Records that describe figures:
----------

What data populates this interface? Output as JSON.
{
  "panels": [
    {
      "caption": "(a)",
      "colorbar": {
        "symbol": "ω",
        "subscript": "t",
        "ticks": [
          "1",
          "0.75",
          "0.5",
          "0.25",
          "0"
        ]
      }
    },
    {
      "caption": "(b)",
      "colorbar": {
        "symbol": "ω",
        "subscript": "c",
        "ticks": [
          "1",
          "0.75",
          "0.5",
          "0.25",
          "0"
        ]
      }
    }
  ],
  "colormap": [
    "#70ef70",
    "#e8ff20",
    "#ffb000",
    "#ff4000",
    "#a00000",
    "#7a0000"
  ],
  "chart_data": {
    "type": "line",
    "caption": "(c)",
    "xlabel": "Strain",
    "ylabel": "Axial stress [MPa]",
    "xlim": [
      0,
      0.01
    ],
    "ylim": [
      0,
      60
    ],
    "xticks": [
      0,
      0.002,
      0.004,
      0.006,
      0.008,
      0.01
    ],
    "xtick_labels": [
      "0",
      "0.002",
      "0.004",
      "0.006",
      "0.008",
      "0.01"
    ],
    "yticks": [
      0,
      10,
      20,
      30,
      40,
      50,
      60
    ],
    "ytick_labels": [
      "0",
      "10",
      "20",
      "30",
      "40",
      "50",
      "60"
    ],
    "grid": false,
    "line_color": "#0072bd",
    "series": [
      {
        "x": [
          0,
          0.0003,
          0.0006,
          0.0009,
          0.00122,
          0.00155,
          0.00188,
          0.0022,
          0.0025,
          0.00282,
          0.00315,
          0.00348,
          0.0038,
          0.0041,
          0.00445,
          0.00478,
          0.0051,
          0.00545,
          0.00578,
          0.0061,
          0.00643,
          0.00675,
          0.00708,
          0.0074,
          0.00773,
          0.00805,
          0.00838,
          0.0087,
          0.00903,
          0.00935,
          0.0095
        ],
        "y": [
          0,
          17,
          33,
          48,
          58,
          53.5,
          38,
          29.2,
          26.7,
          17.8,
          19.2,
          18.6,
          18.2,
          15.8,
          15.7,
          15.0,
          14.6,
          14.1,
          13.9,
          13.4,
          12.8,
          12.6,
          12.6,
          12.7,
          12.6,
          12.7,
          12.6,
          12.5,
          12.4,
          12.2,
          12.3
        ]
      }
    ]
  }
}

----------

**CHALLENGE:** Please reproduce the entire listing, exactly as shown.

**FULL OUTPUT:**
What data populates this interface? Output as JSON.
{
  "panels": [
    {
      "caption": "(a)",
      "colorbar": {
        "symbol": "ω",
        "subscript": "t",
        "ticks": [
          "1",
          "0.75",
          "0.5",
          "0.25",
          "0"
        ]
      }
    },
    {
      "caption": "(b)",
      "colorbar": {
        "symbol": "ω",
        "subscript": "c",
        "ticks": [
          "1",
          "0.75",
          "0.5",
          "0.25",
          "0"
        ]
      }
    }
  ],
  "colormap": [
    "#70ef70",
    "#e8ff20",
    "#ffb000",
    "#ff4000",
    "#a00000",
    "#7a0000"
  ],
  "chart_data": {
    "type": "line",
    "caption": "(c)",
    "xlabel": "Strain",
    "ylabel": "Axial stress [MPa]",
    "xlim": [
      0,
      0.01
    ],
    "ylim": [
      0,
      60
    ],
    "xticks": [
      0,
      0.002,
      0.004,
      0.006,
      0.008,
      0.01
    ],
    "xtick_labels": [
      "0",
      "0.002",
      "0.004",
      "0.006",
      "0.008",
      "0.01"
    ],
    "yticks": [
      0,
      10,
      20,
      30,
      40,
      50,
      60
    ],
    "ytick_labels": [
      "0",
      "10",
      "20",
      "30",
      "40",
      "50",
      "60"
    ],
    "grid": false,
    "line_color": "#0072bd",
    "series": [
      {
        "x": [
          0,
          0.0003,
          0.0006,
          0.0009,
          0.00122,
          0.00155,
          0.00188,
          0.0022,
          0.0025,
          0.00282,
          0.00315,
          0.00348,
          0.0038,
          0.0041,
          0.00445,
          0.00478,
          0.0051,
          0.00545,
          0.00578,
          0.0061,
          0.00643,
          0.00675,
          0.00708,
          0.0074,
          0.00773,
          0.00805,
          0.00838,
          0.0087,
          0.00903,
          0.00935,
          0.0095
        ],
        "y": [
          0,
          17,
          33,
          48,
          58,
          53.5,
          38,
          29.2,
          26.7,
          17.8,
          19.2,
          18.6,
          18.2,
          15.8,
          15.7,
          15.0,
          14.6,
          14.1,
          13.9,
          13.4,
          12.8,
          12.6,
          12.6,
          12.7,
          12.6,
          12.7,
          12.6,
          12.5,
          12.4,
          12.2,
          12.3
        ]
      }
    ]
  }
}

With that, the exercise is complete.